What is needed: Reproduce all of the listing below without alteration.

Rows from a figure dataset:
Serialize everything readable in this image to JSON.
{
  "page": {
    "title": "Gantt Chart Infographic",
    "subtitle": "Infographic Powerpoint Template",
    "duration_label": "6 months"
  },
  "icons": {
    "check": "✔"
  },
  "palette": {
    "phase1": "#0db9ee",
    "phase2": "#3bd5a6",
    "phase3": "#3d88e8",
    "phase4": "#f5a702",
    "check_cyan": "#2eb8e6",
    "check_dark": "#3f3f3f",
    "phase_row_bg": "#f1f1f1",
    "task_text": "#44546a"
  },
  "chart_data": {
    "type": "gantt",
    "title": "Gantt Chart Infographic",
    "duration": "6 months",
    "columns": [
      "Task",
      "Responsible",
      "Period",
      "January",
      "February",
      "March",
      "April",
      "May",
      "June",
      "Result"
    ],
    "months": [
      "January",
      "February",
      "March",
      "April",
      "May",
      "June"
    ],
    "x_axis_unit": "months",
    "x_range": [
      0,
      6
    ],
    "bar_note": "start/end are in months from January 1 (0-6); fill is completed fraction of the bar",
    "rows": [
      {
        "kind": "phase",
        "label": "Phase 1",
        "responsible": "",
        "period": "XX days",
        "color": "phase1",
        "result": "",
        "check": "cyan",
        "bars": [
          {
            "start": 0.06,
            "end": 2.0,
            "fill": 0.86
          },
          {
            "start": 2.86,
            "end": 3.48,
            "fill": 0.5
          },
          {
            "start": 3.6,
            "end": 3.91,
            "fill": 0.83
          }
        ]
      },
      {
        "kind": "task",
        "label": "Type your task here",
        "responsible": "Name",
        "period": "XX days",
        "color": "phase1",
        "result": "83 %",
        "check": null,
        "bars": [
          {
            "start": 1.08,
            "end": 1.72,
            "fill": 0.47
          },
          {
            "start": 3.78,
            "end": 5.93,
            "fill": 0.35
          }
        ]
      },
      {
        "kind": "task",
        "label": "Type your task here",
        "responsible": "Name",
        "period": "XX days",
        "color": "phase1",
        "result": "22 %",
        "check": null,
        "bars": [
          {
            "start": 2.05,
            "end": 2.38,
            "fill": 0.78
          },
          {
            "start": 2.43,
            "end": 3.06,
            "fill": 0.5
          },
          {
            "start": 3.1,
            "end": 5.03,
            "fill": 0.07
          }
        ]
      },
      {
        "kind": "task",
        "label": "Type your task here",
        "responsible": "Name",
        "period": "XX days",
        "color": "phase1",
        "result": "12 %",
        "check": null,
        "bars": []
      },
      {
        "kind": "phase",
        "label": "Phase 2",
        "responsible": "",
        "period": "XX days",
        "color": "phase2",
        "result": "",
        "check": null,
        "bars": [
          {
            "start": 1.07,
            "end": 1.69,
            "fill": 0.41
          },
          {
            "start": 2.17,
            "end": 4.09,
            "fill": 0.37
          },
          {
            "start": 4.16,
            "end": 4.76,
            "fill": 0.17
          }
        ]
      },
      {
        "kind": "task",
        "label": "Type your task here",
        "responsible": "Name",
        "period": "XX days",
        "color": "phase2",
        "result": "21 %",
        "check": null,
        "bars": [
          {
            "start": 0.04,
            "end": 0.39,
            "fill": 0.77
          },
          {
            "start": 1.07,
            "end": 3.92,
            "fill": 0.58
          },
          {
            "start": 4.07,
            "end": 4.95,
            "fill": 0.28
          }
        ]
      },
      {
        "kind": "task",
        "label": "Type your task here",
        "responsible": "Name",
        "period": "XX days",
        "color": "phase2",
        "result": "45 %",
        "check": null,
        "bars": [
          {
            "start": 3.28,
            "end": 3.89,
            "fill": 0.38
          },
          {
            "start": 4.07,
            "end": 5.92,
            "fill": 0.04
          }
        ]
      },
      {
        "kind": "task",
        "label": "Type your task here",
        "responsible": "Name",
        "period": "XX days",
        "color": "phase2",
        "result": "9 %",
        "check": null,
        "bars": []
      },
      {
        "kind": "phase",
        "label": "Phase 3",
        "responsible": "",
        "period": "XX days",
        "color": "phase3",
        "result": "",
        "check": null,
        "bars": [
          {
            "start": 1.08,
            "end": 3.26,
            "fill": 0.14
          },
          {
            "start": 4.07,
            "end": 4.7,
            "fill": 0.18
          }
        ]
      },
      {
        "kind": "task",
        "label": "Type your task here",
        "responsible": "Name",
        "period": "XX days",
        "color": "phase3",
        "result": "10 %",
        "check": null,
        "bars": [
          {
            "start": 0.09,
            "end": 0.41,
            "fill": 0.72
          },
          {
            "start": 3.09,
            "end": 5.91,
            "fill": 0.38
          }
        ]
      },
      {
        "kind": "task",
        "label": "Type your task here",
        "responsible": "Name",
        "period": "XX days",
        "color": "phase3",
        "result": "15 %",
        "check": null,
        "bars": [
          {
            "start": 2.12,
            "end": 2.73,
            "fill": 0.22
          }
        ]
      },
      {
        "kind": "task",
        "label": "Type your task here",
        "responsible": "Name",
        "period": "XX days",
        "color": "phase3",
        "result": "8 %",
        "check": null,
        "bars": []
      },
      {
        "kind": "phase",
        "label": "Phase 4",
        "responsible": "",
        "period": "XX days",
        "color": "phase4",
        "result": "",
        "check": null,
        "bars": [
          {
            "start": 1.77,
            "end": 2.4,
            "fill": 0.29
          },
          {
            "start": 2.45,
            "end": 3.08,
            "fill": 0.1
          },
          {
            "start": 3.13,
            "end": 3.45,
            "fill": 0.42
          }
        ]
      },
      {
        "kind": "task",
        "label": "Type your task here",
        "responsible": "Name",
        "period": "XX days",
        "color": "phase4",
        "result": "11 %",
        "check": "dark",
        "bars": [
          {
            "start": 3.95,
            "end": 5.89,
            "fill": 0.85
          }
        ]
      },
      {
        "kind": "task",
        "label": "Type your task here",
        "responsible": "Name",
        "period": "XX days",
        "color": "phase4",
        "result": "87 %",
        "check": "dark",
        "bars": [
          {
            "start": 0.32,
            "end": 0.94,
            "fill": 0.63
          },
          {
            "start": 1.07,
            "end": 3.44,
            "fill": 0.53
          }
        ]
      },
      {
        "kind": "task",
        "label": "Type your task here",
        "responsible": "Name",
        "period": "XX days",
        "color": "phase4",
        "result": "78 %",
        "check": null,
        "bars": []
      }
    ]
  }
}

Answer to this problem:
Serialize everything readable in this image to JSON.
{
  "page": {
    "title": "Gantt Chart Infographic",
    "subtitle": "Infographic Powerpoint Template",
    "duration_label": "6 months"
  },
  "icons": {
    "check": "✔"
  },
  "palette": {
    "phase1": "#0db9ee",
    "phase2": "#3bd5a6",
    "phase3": "#3d88e8",
    "phase4": "#f5a702",
    "check_cyan": "#2eb8e6",
    "check_dark": "#3f3f3f",
    "phase_row_bg": "#f1f1f1",
    "task_text": "#44546a"
  },
  "chart_data": {
    "type": "gantt",
    "title": "Gantt Chart Infographic",
    "duration": "6 months",
    "columns": [
      "Task",
      "Responsible",
      "Period",
      "January",
      "February",
      "March",
      "April",
      "May",
      "June",
      "Result"
    ],
    "months": [
      "January",
      "February",
      "March",
      "April",
      "May",
      "June"
    ],
    "x_axis_unit": "months",
    "x_range": [
      0,
      6
    ],
    "bar_note": "start/end are in months from January 1 (0-6); fill is completed fraction of the bar",
    "rows": [
      {
        "kind": "phase",
        "label": "Phase 1",
        "responsible": "",
        "period": "XX days",
        "color": "phase1",
        "result": "",
        "check": "cyan",
        "bars": [
          {
            "start": 0.06,
            "end": 2.0,
            "fill": 0.86
          },
          {
            "start": 2.86,
            "end": 3.48,
            "fill": 0.5
          },
          {
            "start": 3.6,
            "end": 3.91,
            "fill": 0.83
          }
        ]
      },
      {
        "kind": "task",
        "label": "Type your task here",
        "responsible": "Name",
        "period": "XX days",
        "color": "phase1",
        "result": "83 %",
        "check": null,
        "bars": [
          {
            "start": 1.08,
            "end": 1.72,
            "fill": 0.47
          },
          {
            "start": 3.78,
            "end": 5.93,
            "fill": 0.35
          }
        ]
      },
      {
        "kind": "task",
        "label": "Type your task here",
        "responsible": "Name",
        "period": "XX days",
        "color": "phase1",
        "result": "22 %",
        "check": null,
        "bars": [
          {
            "start": 2.05,
            "end": 2.38,
            "fill": 0.78
          },
          {
            "start": 2.43,
            "end": 3.06,
            "fill": 0.5
          },
          {
            "start": 3.1,
            "end": 5.03,
            "fill": 0.07
          }
        ]
      },
      {
        "kind": "task",
        "label": "Type your task here",
        "responsible": "Name",
        "period": "XX days",
        "color": "phase1",
        "result": "12 %",
        "check": null,
        "bars": []
      },
      {
        "kind": "phase",
        "label": "Phase 2",
        "responsible": "",
        "period": "XX days",
        "color": "phase2",
        "result": "",
        "check": null,
        "bars": [
          {
            "start": 1.07,
            "end": 1.69,
            "fill": 0.41
          },
          {
            "start": 2.17,
            "end": 4.09,
            "fill": 0.37
          },
          {
            "start": 4.16,
            "end": 4.76,
            "fill": 0.17
          }
        ]
      },
      {
        "kind": "task",
        "label": "Type your task here",
        "responsible": "Name",
        "period": "XX days",
        "color": "phase2",
        "result": "21 %",
        "check": null,
        "bars": [
          {
            "start": 0.04,
            "end": 0.39,
            "fill": 0.77
          },
          {
            "start": 1.07,
            "end": 3.92,
            "fill": 0.58
          },
          {
            "start": 4.07,
            "end": 4.95,
            "fill": 0.28
          }
        ]
      },
      {
        "kind": "task",
        "label": "Type your task here",
        "responsible": "Name",
        "period": "XX days",
        "color": "phase2",
        "result": "45 %",
        "check": null,
        "bars": [
          {
            "start": 3.28,
            "end": 3.89,
            "fill": 0.38
          },
          {
            "start": 4.07,
            "end": 5.92,
            "fill": 0.04
          }
        ]
      },
      {
        "kind": "task",
        "label": "Type your task here",
        "responsible": "Name",
        "period": "XX days",
        "color": "phase2",
        "result": "9 %",
        "check": null,
        "bars": []
      },
      {
        "kind": "phase",
        "label": "Phase 3",
        "responsible": "",
        "period": "XX days",
        "color": "phase3",
        "result": "",
        "check": null,
        "bars": [
          {
            "start": 1.08,
            "end": 3.26,
            "fill": 0.14
          },
          {
            "start": 4.07,
            "end": 4.7,
            "fill": 0.18
          }
        ]
      },
      {
        "kind": "task",
        "label": "Type your task here",
        "responsible": "Name",
        "period": "XX days",
        "color": "phase3",
        "result": "10 %",
        "check": null,
        "bars": [
          {
            "start": 0.09,
            "end": 0.41,
            "fill": 0.72
          },
          {
            "start": 3.09,
            "end": 5.91,
            "fill": 0.38
          }
        ]
      },
      {
        "kind": "task",
        "label": "Type your task here",
        "responsible": "Name",
        "period": "XX days",
        "color": "phase3",
        "result": "15 %",
        "check": null,
        "bars": [
          {
            "start": 2.12,
            "end": 2.73,
            "fill": 0.22
          }
        ]
      },
      {
        "kind": "task",
        "label": "Type your task here",
        "responsible": "Name",
        "period": "XX days",
        "color": "phase3",
        "result": "8 %",
        "check": null,
        "bars": []
      },
      {
        "kind": "phase",
        "label": "Phase 4",
        "responsible": "",
        "period": "XX days",
        "color": "phase4",
        "result": "",
        "check": null,
        "bars": [
          {
            "start": 1.77,
            "end": 2.4,
            "fill": 0.29
          },
          {
            "start": 2.45,
            "end": 3.08,
            "fill": 0.1
          },
          {
            "start": 3.13,
            "end": 3.45,
            "fill": 0.42
          }
        ]
      },
      {
        "kind": "task",
        "label": "Type your task here",
        "responsible": "Name",
        "period": "XX days",
        "color": "phase4",
        "result": "11 %",
        "check": "dark",
        "bars": [
          {
            "start": 3.95,
            "end": 5.89,
            "fill": 0.85
          }
        ]
      },
      {
        "kind": "task",
        "label": "Type your task here",
        "responsible": "Name",
        "period": "XX days",
        "color": "phase4",
        "result": "87 %",
        "check": "dark",
        "bars": [
          {
            "start": 0.32,
            "end": 0.94,
            "fill": 0.63
          },
          {
            "start": 1.07,
            "end": 3.44,
            "fill": 0.53
          }
        ]
      },
      {
        "kind": "task",
        "label": "Type your task here",
        "responsible": "Name",
        "period": "XX days",
        "color": "phase4",
        "result": "78 %",
        "check": null,
        "bars": []
      }
    ]
  }
}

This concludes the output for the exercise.